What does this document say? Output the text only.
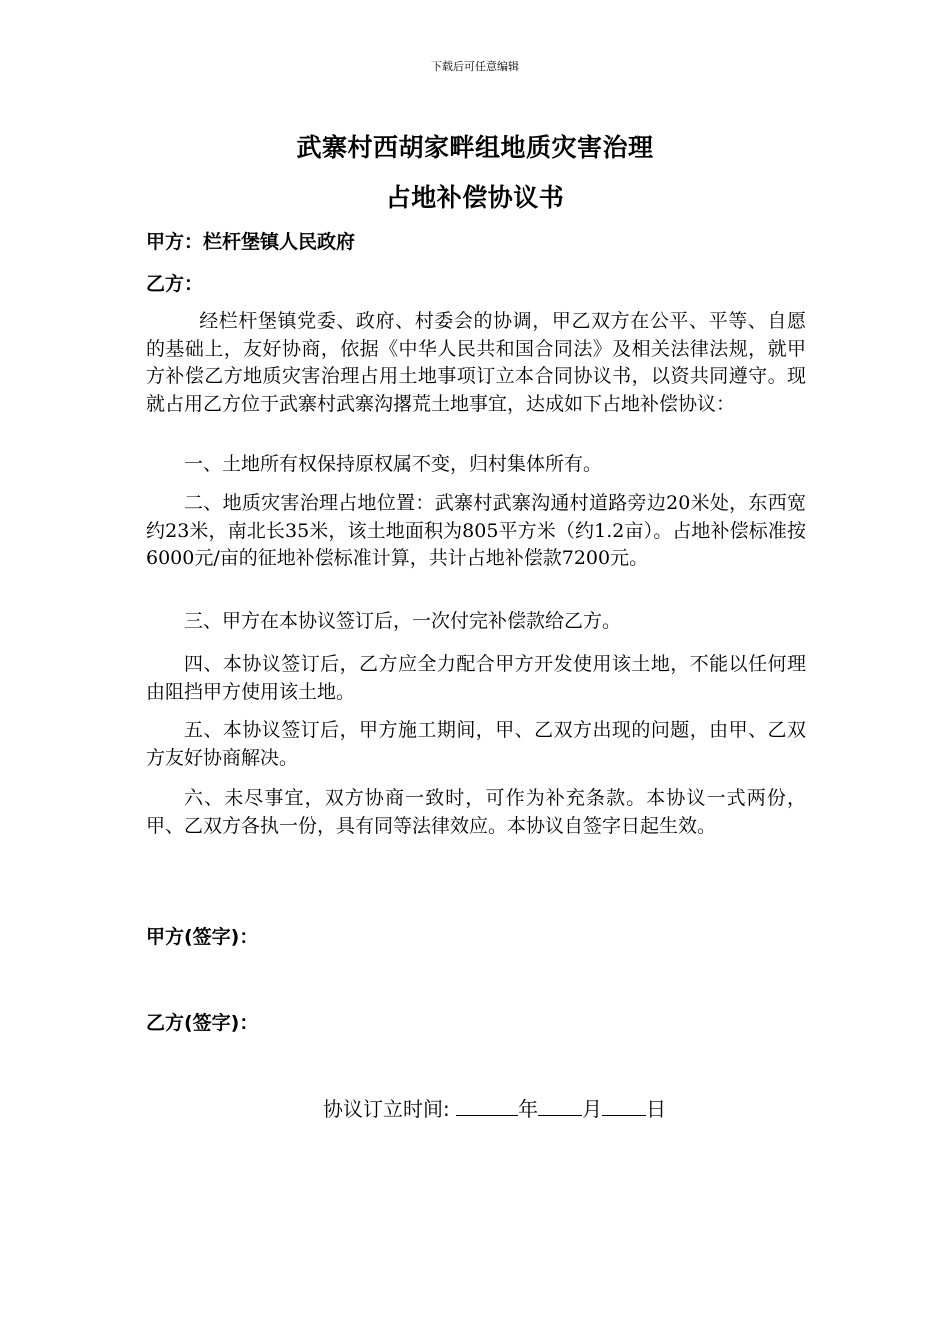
下载后可任意编辑
武寨村西胡家畔组地质灾害治理
占地补偿协议书
甲方：栏杆堡镇人民政府
乙方：
经栏杆堡镇党委、政府、村委会的协调，甲乙双方在公平、平等、自愿的基础上，友好协商，依据《中华人民共和国合同法》及相关法律法规，就甲方补偿乙方地质灾害治理占用土地事项订立本合同协议书，以资共同遵守。现就占用乙方位于武寨村武寨沟撂荒土地事宜，达成如下占地补偿协议：
一、土地所有权保持原权属不变，归村集体所有。
二、地质灾害治理占地位置：武寨村武寨沟通村道路旁边20米处，东西宽约23米，南北长35米，该土地面积为805平方米（约1.2亩）。占地补偿标准按6000元/亩的征地补偿标准计算，共计占地补偿款7200元。
三、甲方在本协议签订后，一次付完补偿款给乙方。
四、本协议签订后，乙方应全力配合甲方开发使用该土地，不能以任何理由阻挡甲方使用该土地。
五、本协议签订后，甲方施工期间，甲、乙双方出现的问题，由甲、乙双方友好协商解决。
六、未尽事宜，双方协商一致时，可作为补充条款。本协议一式两份，甲、乙双方各执一份，具有同等法律效应。本协议自签字日起生效。
甲方(签字)：
乙方(签字)：
协议订立时间:	年 月 日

+---+

_Problem to solve_.
Repeat the material above verbatim. Leave the pictures behind.

_Solved problem_.
What does this document say? Output the text only.
下载后可任意编辑
武寨村西胡家畔组地质灾害治理
占地补偿协议书
甲方：栏杆堡镇人民政府
乙方：
经栏杆堡镇党委、政府、村委会的协调，甲乙双方在公平、平等、自愿的基础上，友好协商，依据《中华人民共和国合同法》及相关法律法规，就甲方补偿乙方地质灾害治理占用土地事项订立本合同协议书，以资共同遵守。现就占用乙方位于武寨村武寨沟撂荒土地事宜，达成如下占地补偿协议：
一、土地所有权保持原权属不变，归村集体所有。
二、地质灾害治理占地位置：武寨村武寨沟通村道路旁边20米处，东西宽约23米，南北长35米，该土地面积为805平方米（约1.2亩）。占地补偿标准按6000元/亩的征地补偿标准计算，共计占地补偿款7200元。
三、甲方在本协议签订后，一次付完补偿款给乙方。
四、本协议签订后，乙方应全力配合甲方开发使用该土地，不能以任何理由阻挡甲方使用该土地。
五、本协议签订后，甲方施工期间，甲、乙双方出现的问题，由甲、乙双方友好协商解决。
六、未尽事宜，双方协商一致时，可作为补充条款。本协议一式两份，甲、乙双方各执一份，具有同等法律效应。本协议自签字日起生效。
甲方(签字)：
乙方(签字)：
协议订立时间:	年 月 日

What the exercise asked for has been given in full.